INSTRUCTION » Write out all the data again, exactly as it stands.

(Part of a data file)
★ ★ ★ ★ ★ ★ ★
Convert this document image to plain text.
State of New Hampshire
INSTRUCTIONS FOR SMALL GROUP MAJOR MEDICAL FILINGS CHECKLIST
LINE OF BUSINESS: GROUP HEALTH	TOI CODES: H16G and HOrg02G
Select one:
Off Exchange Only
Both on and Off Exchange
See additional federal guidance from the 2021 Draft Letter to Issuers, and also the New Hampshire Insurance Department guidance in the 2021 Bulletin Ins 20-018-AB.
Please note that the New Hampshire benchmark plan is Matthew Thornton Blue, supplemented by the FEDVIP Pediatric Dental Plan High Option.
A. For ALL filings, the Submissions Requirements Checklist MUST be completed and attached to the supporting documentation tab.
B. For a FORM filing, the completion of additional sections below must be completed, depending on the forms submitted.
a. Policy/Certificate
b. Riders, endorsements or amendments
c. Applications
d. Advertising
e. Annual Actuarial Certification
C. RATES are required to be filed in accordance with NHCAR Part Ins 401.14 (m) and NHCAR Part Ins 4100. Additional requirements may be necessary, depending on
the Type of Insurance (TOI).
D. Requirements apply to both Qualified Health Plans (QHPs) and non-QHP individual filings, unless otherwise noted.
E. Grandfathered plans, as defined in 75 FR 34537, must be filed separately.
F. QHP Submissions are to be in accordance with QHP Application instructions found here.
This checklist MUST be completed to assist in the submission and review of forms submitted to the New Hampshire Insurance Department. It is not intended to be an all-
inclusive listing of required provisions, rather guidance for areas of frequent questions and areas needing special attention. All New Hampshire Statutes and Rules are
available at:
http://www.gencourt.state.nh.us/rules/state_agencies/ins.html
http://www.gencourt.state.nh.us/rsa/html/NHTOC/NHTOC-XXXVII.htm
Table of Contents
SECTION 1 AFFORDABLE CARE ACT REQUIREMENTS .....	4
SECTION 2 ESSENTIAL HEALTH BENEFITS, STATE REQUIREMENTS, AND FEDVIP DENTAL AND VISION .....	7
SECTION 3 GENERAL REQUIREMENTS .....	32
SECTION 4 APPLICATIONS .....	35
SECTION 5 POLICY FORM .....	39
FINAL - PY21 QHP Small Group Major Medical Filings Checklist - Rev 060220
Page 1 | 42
★ ★ ★ ★ ★ ★ ★
PROBLEM SOLUTION »
Convert this document image to plain text.
State of New Hampshire
INSTRUCTIONS FOR SMALL GROUP MAJOR MEDICAL FILINGS CHECKLIST
LINE OF BUSINESS: GROUP HEALTH	TOI CODES: H16G and HOrg02G
Select one:
Off Exchange Only
Both on and Off Exchange
See additional federal guidance from the 2021 Draft Letter to Issuers, and also the New Hampshire Insurance Department guidance in the 2021 Bulletin Ins 20-018-AB.
Please note that the New Hampshire benchmark plan is Matthew Thornton Blue, supplemented by the FEDVIP Pediatric Dental Plan High Option.
A. For ALL filings, the Submissions Requirements Checklist MUST be completed and attached to the supporting documentation tab.
B. For a FORM filing, the completion of additional sections below must be completed, depending on the forms submitted.
a. Policy/Certificate
b. Riders, endorsements or amendments
c. Applications
d. Advertising
e. Annual Actuarial Certification
C. RATES are required to be filed in accordance with NHCAR Part Ins 401.14 (m) and NHCAR Part Ins 4100. Additional requirements may be necessary, depending on
the Type of Insurance (TOI).
D. Requirements apply to both Qualified Health Plans (QHPs) and non-QHP individual filings, unless otherwise noted.
E. Grandfathered plans, as defined in 75 FR 34537, must be filed separately.
F. QHP Submissions are to be in accordance with QHP Application instructions found here.
This checklist MUST be completed to assist in the submission and review of forms submitted to the New Hampshire Insurance Department. It is not intended to be an all-
inclusive listing of required provisions, rather guidance for areas of frequent questions and areas needing special attention. All New Hampshire Statutes and Rules are
available at:
http://www.gencourt.state.nh.us/rules/state_agencies/ins.html
http://www.gencourt.state.nh.us/rsa/html/NHTOC/NHTOC-XXXVII.htm
Table of Contents
SECTION 1 AFFORDABLE CARE ACT REQUIREMENTS .....	4
SECTION 2 ESSENTIAL HEALTH BENEFITS, STATE REQUIREMENTS, AND FEDVIP DENTAL AND VISION .....	7
SECTION 3 GENERAL REQUIREMENTS .....	32
SECTION 4 APPLICATIONS .....	35
SECTION 5 POLICY FORM .....	39
FINAL - PY21 QHP Small Group Major Medical Filings Checklist - Rev 060220
Page 1 | 42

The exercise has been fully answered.